_Given problem:_ Where a line contains the word "быть", copy that line in full.

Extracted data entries
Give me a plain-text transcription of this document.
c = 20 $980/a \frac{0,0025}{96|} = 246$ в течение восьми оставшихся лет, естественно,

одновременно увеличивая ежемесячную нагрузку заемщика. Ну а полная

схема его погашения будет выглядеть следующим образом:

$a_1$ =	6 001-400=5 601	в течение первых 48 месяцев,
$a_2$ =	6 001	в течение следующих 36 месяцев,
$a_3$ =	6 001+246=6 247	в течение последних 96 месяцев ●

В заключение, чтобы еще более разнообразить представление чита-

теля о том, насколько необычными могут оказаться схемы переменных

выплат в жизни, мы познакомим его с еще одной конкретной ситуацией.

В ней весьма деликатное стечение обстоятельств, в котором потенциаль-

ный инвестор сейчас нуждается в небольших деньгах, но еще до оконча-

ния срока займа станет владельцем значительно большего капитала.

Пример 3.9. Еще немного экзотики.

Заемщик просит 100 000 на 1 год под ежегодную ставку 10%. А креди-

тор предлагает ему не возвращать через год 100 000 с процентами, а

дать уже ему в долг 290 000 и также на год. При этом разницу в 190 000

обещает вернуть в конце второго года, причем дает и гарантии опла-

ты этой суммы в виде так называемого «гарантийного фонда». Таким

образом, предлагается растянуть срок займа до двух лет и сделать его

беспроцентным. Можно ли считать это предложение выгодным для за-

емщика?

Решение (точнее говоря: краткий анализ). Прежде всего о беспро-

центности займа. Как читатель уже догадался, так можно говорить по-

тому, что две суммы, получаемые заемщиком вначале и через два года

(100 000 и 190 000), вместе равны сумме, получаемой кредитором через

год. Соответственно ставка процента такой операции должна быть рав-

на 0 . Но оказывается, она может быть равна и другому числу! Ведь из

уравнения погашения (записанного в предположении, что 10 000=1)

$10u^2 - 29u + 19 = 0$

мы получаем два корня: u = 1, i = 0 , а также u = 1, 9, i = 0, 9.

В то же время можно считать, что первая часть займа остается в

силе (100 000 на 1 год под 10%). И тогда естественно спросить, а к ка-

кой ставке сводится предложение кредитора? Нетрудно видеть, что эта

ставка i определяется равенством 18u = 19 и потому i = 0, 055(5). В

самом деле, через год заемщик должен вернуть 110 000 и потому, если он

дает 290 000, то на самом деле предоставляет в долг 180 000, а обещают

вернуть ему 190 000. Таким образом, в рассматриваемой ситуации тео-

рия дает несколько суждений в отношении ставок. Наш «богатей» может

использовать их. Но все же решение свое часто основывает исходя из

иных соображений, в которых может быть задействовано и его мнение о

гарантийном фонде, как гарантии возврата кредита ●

_Result of the exercise:_
год. Соответственно ставка процента такой операции должна быть рав-
на 0 . Но оказывается, она может быть равна и другому числу! Ведь из
иных соображений, в которых может быть задействовано и его мнение о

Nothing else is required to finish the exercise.